▶ **GIVEN EXERCISE**: Filter the entries below, keeping every line that has the word "this".

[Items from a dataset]
* begin *

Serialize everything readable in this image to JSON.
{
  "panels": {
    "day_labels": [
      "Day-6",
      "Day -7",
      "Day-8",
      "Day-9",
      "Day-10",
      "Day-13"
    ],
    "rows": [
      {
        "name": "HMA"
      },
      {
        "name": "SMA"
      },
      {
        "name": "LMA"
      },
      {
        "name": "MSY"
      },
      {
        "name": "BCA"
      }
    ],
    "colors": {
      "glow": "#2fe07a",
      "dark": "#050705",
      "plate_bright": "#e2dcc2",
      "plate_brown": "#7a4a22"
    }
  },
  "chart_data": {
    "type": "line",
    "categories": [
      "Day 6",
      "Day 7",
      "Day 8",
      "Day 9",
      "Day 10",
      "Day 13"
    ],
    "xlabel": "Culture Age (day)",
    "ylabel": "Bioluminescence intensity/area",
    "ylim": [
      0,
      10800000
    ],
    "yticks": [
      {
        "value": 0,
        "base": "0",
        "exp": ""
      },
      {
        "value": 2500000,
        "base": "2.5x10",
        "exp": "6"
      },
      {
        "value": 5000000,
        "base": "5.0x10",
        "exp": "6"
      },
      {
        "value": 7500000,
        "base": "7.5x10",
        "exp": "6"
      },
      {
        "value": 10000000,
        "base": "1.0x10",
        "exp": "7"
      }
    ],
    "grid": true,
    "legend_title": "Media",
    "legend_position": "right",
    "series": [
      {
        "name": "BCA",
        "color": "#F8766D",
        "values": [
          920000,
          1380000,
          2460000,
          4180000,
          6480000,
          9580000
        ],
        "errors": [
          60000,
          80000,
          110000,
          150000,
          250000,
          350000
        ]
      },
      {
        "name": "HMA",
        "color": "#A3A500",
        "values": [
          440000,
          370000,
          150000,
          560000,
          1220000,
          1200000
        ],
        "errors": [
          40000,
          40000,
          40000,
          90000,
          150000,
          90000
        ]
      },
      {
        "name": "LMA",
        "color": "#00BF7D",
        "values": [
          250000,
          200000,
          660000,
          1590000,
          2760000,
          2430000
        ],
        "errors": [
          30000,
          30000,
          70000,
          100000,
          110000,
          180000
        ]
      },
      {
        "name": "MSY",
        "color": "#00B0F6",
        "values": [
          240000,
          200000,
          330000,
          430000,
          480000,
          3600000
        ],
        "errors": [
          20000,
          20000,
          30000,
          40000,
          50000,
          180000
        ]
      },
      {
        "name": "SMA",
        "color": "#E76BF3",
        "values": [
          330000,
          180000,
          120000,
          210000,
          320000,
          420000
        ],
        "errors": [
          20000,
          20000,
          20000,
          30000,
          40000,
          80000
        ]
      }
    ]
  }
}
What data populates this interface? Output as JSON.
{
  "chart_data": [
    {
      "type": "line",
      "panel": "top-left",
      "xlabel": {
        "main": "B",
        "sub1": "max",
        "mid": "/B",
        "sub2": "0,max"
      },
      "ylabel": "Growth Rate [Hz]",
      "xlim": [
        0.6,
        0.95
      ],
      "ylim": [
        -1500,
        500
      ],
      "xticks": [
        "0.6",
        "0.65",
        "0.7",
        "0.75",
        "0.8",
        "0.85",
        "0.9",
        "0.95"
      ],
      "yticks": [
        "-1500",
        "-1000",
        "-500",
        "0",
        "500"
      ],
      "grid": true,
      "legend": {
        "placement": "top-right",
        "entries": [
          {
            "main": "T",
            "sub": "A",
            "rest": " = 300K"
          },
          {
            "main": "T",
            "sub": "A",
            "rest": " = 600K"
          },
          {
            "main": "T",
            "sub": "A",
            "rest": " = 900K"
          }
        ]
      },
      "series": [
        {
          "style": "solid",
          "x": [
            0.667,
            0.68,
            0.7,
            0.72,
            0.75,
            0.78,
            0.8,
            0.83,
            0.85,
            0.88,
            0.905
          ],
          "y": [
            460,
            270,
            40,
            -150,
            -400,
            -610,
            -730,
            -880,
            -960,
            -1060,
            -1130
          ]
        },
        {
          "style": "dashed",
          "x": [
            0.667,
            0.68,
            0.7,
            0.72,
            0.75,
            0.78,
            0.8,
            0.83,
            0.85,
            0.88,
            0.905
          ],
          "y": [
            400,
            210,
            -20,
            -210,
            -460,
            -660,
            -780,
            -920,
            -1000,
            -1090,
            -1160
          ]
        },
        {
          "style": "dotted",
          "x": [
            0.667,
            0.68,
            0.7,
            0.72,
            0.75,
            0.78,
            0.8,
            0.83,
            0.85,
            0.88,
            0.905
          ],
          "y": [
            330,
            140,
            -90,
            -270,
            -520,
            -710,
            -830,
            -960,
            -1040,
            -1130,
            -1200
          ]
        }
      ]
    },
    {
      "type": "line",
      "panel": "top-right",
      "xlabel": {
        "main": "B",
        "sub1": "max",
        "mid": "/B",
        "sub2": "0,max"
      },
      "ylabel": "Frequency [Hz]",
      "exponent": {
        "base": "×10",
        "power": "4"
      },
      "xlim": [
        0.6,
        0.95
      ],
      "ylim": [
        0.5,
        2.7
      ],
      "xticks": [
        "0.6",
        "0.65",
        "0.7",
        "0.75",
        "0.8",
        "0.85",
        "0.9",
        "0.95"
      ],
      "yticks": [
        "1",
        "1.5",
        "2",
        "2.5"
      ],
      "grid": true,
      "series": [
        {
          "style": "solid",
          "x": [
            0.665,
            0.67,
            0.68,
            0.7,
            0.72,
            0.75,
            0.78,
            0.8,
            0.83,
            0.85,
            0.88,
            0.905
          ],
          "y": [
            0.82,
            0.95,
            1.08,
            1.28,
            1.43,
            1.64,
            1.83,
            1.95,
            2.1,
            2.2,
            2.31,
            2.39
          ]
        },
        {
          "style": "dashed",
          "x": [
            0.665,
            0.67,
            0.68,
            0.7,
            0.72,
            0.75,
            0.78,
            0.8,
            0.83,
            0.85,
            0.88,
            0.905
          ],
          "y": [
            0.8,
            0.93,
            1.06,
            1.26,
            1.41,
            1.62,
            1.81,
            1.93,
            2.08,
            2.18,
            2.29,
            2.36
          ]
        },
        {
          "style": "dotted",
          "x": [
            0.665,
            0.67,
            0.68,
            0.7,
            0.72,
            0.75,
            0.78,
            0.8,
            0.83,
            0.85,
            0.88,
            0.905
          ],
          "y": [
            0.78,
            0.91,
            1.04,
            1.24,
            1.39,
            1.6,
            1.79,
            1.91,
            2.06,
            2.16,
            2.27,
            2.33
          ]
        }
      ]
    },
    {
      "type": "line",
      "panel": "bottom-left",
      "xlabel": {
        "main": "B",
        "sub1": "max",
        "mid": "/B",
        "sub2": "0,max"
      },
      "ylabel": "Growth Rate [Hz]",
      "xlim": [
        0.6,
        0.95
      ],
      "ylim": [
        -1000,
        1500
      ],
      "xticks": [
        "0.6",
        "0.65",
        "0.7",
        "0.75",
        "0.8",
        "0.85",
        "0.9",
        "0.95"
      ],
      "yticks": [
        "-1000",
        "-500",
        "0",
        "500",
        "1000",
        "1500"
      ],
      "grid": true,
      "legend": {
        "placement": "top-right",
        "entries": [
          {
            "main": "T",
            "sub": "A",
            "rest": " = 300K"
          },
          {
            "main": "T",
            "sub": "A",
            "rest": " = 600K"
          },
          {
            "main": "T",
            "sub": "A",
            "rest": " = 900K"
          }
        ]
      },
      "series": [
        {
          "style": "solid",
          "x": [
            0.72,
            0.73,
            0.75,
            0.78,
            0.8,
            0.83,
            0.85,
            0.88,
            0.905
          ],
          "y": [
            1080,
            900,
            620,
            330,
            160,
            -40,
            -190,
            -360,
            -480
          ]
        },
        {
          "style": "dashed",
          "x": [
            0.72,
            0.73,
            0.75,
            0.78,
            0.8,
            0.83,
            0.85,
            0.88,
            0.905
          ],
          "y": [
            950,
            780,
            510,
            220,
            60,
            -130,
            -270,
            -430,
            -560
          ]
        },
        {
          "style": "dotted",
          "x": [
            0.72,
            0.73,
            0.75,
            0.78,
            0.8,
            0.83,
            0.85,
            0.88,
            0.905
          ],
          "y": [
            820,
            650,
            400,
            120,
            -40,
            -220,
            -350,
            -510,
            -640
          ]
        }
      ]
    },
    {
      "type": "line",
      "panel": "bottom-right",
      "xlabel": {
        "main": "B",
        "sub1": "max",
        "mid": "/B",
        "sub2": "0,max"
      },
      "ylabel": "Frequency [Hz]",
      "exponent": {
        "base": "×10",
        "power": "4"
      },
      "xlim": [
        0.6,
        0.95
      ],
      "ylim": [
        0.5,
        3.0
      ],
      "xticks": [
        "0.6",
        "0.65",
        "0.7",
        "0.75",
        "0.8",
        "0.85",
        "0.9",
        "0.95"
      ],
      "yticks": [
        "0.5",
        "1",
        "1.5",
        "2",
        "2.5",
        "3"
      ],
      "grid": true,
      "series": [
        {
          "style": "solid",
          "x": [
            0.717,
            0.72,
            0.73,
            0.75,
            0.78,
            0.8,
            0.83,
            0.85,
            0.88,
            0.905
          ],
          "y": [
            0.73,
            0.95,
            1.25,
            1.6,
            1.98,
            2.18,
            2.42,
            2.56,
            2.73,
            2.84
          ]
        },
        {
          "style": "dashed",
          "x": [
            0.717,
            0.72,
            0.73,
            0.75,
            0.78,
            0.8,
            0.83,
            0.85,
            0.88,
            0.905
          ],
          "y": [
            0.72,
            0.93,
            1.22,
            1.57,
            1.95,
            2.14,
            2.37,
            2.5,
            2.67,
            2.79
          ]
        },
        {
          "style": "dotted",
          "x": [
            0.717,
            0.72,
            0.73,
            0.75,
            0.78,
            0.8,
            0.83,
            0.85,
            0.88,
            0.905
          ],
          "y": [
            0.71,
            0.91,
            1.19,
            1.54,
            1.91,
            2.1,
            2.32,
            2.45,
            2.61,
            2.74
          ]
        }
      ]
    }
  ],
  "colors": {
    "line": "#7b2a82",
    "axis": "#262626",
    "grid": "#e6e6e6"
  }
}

* end *

▶ **TASK RESPONSE**:
Serialize everything readable in this image to JSON.
What data populates this interface? Output as JSON.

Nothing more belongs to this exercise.